| Exercise task |
Work through the data and report how many lines include the string "approved", giving the number alone.

(Dataset excerpt)
>>>

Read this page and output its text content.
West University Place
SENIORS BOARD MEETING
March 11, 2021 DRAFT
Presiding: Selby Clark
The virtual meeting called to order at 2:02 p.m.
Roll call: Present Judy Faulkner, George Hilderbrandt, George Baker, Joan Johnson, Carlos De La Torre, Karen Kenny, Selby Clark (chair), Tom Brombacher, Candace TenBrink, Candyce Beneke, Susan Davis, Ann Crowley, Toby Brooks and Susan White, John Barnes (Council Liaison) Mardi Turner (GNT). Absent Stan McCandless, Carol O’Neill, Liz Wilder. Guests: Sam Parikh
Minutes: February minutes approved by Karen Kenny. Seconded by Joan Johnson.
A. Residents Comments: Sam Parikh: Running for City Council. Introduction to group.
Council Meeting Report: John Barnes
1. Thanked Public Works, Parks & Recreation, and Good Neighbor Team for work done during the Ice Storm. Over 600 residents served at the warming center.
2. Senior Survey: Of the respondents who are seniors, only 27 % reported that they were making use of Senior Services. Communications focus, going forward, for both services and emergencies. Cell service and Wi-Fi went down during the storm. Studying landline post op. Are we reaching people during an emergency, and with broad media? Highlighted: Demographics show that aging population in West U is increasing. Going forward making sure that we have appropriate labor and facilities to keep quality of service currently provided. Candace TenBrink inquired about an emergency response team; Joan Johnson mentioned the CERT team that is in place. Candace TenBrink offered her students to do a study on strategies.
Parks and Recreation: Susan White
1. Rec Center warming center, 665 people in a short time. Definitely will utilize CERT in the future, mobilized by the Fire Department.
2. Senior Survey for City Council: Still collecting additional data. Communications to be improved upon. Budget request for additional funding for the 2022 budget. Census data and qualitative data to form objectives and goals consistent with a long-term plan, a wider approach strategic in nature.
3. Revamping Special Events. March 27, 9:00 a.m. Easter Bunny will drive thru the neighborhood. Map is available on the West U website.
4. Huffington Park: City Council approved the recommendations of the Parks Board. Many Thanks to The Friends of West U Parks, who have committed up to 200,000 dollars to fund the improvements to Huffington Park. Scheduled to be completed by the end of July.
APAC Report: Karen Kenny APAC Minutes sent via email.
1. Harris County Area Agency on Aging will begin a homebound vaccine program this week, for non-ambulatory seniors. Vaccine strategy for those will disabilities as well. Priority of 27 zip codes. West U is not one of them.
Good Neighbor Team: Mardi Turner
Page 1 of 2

<<<
>>>

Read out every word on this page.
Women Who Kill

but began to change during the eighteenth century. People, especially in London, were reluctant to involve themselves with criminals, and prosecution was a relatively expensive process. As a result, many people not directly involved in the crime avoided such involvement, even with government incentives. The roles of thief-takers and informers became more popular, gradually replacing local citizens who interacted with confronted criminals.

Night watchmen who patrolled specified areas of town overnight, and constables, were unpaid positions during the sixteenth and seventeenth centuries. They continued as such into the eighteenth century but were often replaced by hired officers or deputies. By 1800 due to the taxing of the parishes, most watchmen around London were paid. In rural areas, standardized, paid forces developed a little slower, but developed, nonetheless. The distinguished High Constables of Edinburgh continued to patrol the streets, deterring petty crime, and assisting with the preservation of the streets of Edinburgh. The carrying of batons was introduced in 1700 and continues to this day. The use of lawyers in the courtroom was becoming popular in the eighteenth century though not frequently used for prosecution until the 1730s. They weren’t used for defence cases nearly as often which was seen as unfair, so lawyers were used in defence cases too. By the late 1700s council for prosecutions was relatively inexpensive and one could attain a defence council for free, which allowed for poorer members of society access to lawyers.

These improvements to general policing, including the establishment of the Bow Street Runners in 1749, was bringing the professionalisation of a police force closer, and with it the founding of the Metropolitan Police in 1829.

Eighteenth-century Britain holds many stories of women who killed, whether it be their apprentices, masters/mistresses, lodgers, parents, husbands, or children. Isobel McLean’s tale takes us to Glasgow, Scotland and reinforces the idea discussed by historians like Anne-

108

<<<
>>>

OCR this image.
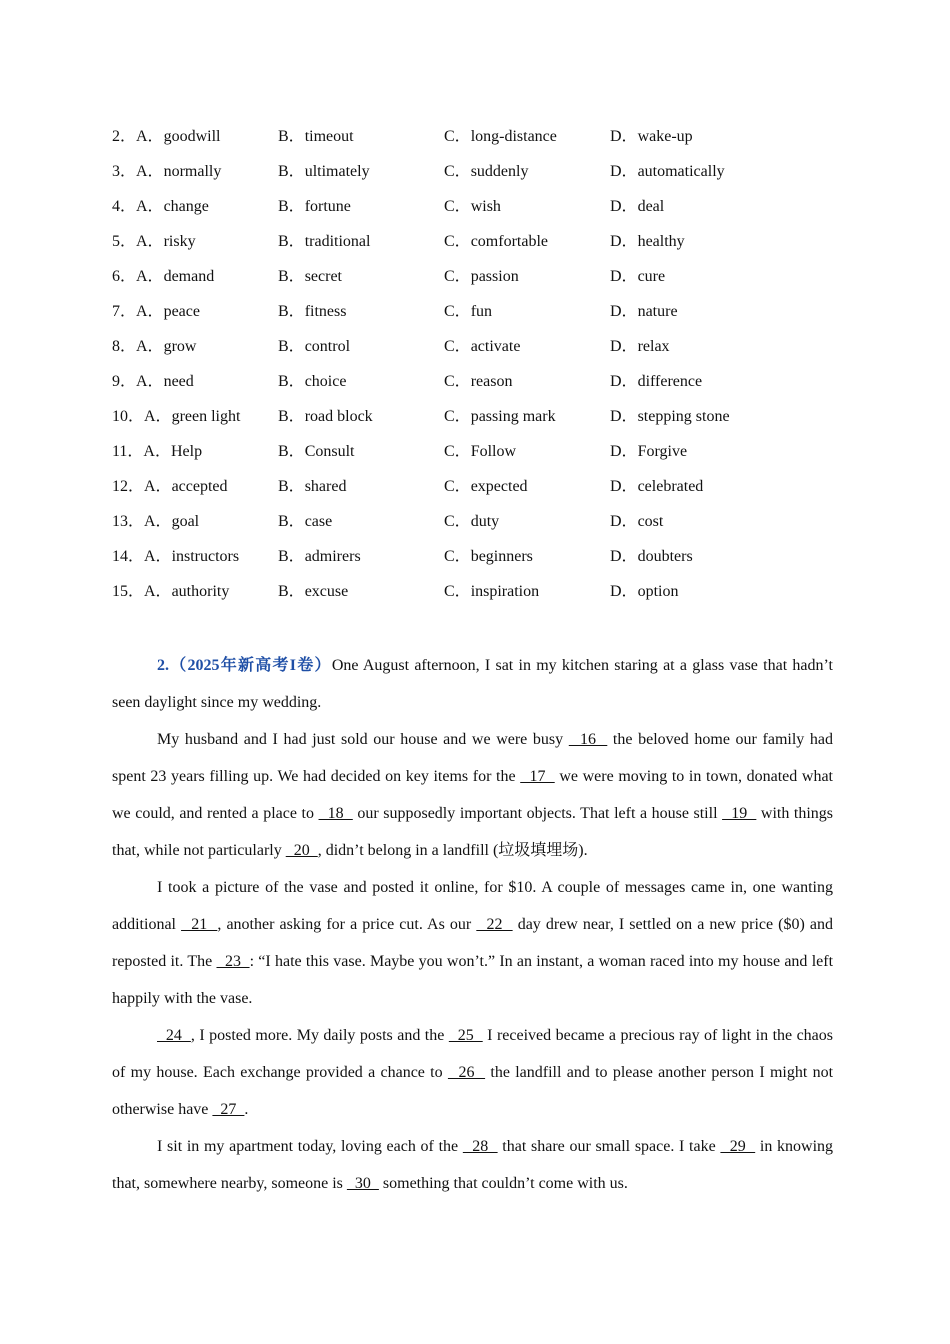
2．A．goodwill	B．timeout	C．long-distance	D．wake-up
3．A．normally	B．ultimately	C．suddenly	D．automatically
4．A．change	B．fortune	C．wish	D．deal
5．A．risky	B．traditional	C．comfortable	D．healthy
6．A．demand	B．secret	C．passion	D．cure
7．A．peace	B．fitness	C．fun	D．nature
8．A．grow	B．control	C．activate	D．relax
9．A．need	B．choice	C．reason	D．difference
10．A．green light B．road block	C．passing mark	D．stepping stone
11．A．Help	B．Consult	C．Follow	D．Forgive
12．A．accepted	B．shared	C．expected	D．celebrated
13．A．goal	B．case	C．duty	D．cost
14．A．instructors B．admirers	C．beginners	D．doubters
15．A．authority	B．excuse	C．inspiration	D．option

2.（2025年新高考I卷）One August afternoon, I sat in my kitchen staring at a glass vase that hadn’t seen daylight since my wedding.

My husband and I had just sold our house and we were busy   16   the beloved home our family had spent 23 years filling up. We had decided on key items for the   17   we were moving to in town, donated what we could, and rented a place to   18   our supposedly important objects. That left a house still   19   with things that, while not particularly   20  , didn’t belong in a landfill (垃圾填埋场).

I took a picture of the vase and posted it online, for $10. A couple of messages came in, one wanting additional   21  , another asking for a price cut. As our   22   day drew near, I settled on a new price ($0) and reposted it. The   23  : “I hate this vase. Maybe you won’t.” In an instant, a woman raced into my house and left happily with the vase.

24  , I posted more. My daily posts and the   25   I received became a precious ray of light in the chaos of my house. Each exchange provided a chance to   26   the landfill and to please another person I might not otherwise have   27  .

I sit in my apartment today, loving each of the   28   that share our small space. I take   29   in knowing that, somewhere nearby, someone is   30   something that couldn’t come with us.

<<<

| Correct result |
2